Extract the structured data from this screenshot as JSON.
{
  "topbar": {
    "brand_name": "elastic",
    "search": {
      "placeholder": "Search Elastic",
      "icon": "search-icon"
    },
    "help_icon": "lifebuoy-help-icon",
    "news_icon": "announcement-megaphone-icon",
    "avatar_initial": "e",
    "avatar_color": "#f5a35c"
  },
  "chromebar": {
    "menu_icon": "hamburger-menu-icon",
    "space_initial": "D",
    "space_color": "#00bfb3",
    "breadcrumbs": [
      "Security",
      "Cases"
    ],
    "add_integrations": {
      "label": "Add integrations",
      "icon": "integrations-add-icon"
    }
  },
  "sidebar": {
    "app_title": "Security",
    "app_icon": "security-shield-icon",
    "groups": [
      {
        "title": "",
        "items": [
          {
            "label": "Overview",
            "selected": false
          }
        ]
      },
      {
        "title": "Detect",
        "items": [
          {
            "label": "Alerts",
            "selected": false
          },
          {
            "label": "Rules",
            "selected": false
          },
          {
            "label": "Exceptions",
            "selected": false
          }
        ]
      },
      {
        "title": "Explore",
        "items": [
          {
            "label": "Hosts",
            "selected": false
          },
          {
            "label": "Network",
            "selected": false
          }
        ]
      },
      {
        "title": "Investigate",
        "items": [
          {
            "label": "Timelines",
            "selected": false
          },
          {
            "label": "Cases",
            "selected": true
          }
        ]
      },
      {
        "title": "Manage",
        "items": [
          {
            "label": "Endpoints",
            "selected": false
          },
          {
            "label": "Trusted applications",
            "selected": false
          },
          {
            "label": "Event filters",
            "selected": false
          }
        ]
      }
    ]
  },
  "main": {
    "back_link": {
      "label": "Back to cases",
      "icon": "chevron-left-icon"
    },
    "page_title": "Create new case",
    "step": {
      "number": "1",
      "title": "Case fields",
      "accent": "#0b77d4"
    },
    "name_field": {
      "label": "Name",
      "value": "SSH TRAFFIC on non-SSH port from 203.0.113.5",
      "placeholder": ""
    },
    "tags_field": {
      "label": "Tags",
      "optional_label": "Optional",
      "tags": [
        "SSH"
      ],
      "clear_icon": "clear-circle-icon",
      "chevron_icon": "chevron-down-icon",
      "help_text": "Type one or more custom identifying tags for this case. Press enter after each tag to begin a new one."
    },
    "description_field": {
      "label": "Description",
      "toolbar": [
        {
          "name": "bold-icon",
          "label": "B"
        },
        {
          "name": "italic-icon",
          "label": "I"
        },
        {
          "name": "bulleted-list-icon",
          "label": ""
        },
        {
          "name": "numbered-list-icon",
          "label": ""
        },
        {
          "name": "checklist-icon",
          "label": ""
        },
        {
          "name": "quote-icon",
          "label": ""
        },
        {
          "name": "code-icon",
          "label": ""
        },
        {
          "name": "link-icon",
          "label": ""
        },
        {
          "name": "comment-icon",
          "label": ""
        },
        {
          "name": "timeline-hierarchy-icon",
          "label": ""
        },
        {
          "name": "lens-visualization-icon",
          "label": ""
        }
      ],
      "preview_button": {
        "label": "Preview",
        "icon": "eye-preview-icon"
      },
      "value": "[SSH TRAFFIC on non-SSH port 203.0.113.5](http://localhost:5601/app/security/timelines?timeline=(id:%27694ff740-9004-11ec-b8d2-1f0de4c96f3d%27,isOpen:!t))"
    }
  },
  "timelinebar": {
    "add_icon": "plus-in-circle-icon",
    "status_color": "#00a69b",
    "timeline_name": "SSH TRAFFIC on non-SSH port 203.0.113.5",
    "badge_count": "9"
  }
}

Written exercise:
Take the entries above and transcribe them in full.

Answer to this task:
Extract the structured data from this screenshot as JSON.
{
  "topbar": {
    "brand_name": "elastic",
    "search": {
      "placeholder": "Search Elastic",
      "icon": "search-icon"
    },
    "help_icon": "lifebuoy-help-icon",
    "news_icon": "announcement-megaphone-icon",
    "avatar_initial": "e",
    "avatar_color": "#f5a35c"
  },
  "chromebar": {
    "menu_icon": "hamburger-menu-icon",
    "space_initial": "D",
    "space_color": "#00bfb3",
    "breadcrumbs": [
      "Security",
      "Cases"
    ],
    "add_integrations": {
      "label": "Add integrations",
      "icon": "integrations-add-icon"
    }
  },
  "sidebar": {
    "app_title": "Security",
    "app_icon": "security-shield-icon",
    "groups": [
      {
        "title": "",
        "items": [
          {
            "label": "Overview",
            "selected": false
          }
        ]
      },
      {
        "title": "Detect",
        "items": [
          {
            "label": "Alerts",
            "selected": false
          },
          {
            "label": "Rules",
            "selected": false
          },
          {
            "label": "Exceptions",
            "selected": false
          }
        ]
      },
      {
        "title": "Explore",
        "items": [
          {
            "label": "Hosts",
            "selected": false
          },
          {
            "label": "Network",
            "selected": false
          }
        ]
      },
      {
        "title": "Investigate",
        "items": [
          {
            "label": "Timelines",
            "selected": false
          },
          {
            "label": "Cases",
            "selected": true
          }
        ]
      },
      {
        "title": "Manage",
        "items": [
          {
            "label": "Endpoints",
            "selected": false
          },
          {
            "label": "Trusted applications",
            "selected": false
          },
          {
            "label": "Event filters",
            "selected": false
          }
        ]
      }
    ]
  },
  "main": {
    "back_link": {
      "label": "Back to cases",
      "icon": "chevron-left-icon"
    },
    "page_title": "Create new case",
    "step": {
      "number": "1",
      "title": "Case fields",
      "accent": "#0b77d4"
    },
    "name_field": {
      "label": "Name",
      "value": "SSH TRAFFIC on non-SSH port from 203.0.113.5",
      "placeholder": ""
    },
    "tags_field": {
      "label": "Tags",
      "optional_label": "Optional",
      "tags": [
        "SSH"
      ],
      "clear_icon": "clear-circle-icon",
      "chevron_icon": "chevron-down-icon",
      "help_text": "Type one or more custom identifying tags for this case. Press enter after each tag to begin a new one."
    },
    "description_field": {
      "label": "Description",
      "toolbar": [
        {
          "name": "bold-icon",
          "label": "B"
        },
        {
          "name": "italic-icon",
          "label": "I"
        },
        {
          "name": "bulleted-list-icon",
          "label": ""
        },
        {
          "name": "numbered-list-icon",
          "label": ""
        },
        {
          "name": "checklist-icon",
          "label": ""
        },
        {
          "name": "quote-icon",
          "label": ""
        },
        {
          "name": "code-icon",
          "label": ""
        },
        {
          "name": "link-icon",
          "label": ""
        },
        {
          "name": "comment-icon",
          "label": ""
        },
        {
          "name": "timeline-hierarchy-icon",
          "label": ""
        },
        {
          "name": "lens-visualization-icon",
          "label": ""
        }
      ],
      "preview_button": {
        "label": "Preview",
        "icon": "eye-preview-icon"
      },
      "value": "[SSH TRAFFIC on non-SSH port 203.0.113.5](http://localhost:5601/app/security/timelines?timeline=(id:%27694ff740-9004-11ec-b8d2-1f0de4c96f3d%27,isOpen:!t))"
    }
  },
  "timelinebar": {
    "add_icon": "plus-in-circle-icon",
    "status_color": "#00a69b",
    "timeline_name": "SSH TRAFFIC on non-SSH port 203.0.113.5",
    "badge_count": "9"
  }
}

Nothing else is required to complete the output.